──────── Entries provided ────────
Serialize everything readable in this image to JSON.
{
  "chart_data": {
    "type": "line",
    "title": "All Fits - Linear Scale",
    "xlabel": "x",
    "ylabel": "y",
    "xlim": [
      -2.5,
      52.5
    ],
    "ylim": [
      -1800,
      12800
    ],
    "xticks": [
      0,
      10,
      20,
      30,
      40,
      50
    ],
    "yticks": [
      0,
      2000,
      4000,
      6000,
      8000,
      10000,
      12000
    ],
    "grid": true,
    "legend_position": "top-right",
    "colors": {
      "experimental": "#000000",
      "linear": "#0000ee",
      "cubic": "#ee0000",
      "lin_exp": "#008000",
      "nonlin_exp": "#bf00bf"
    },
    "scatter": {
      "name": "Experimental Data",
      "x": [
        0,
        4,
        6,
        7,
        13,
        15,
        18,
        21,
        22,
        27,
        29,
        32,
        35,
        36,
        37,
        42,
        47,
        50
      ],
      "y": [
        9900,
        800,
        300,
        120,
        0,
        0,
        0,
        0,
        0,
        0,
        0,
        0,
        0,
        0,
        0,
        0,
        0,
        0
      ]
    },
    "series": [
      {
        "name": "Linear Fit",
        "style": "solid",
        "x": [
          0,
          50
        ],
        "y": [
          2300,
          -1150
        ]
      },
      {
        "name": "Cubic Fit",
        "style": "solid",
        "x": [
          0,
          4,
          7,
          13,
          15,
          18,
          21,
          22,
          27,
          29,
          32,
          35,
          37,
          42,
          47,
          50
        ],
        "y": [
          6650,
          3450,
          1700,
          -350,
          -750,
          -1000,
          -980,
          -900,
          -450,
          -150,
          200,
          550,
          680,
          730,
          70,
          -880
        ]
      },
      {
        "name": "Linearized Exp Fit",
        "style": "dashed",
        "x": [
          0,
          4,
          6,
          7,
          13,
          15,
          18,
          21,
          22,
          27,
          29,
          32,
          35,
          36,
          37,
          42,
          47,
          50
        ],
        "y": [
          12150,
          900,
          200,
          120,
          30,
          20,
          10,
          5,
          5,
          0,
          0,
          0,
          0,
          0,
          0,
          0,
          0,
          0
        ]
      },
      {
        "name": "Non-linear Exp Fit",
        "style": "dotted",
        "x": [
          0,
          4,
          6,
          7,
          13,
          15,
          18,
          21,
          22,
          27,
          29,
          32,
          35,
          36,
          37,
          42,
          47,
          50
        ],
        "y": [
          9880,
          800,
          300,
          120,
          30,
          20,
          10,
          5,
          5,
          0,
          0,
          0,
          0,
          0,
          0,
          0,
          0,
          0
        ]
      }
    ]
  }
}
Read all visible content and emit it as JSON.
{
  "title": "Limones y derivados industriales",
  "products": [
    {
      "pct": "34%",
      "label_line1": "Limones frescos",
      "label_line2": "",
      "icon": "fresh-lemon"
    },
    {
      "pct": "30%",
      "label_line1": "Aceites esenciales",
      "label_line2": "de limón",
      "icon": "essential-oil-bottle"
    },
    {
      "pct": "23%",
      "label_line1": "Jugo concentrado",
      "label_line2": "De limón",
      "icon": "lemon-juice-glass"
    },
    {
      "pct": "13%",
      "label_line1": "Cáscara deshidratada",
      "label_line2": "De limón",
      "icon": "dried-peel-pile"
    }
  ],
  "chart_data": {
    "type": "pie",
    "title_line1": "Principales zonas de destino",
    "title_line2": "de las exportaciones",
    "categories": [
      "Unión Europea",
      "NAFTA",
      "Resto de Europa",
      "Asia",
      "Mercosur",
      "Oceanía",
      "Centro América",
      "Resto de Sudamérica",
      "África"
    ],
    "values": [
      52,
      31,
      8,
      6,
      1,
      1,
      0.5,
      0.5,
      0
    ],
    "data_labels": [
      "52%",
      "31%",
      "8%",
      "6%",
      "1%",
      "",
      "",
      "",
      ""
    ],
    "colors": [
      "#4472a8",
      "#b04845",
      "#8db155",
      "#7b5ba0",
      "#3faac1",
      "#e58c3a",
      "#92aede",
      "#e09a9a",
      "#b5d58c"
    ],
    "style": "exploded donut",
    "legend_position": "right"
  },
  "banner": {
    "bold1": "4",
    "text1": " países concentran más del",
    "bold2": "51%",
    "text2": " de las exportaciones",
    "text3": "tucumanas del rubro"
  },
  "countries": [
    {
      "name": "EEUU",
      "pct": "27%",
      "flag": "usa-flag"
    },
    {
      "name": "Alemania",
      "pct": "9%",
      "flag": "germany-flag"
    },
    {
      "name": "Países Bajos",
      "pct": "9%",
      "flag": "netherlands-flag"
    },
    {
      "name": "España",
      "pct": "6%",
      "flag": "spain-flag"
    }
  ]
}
────────
Working from the entries above, return all lines that contain "exportaciones".

▶ **Answer to this problem**:
    "title_line2": "de las exportaciones",
    "text2": " de las exportaciones",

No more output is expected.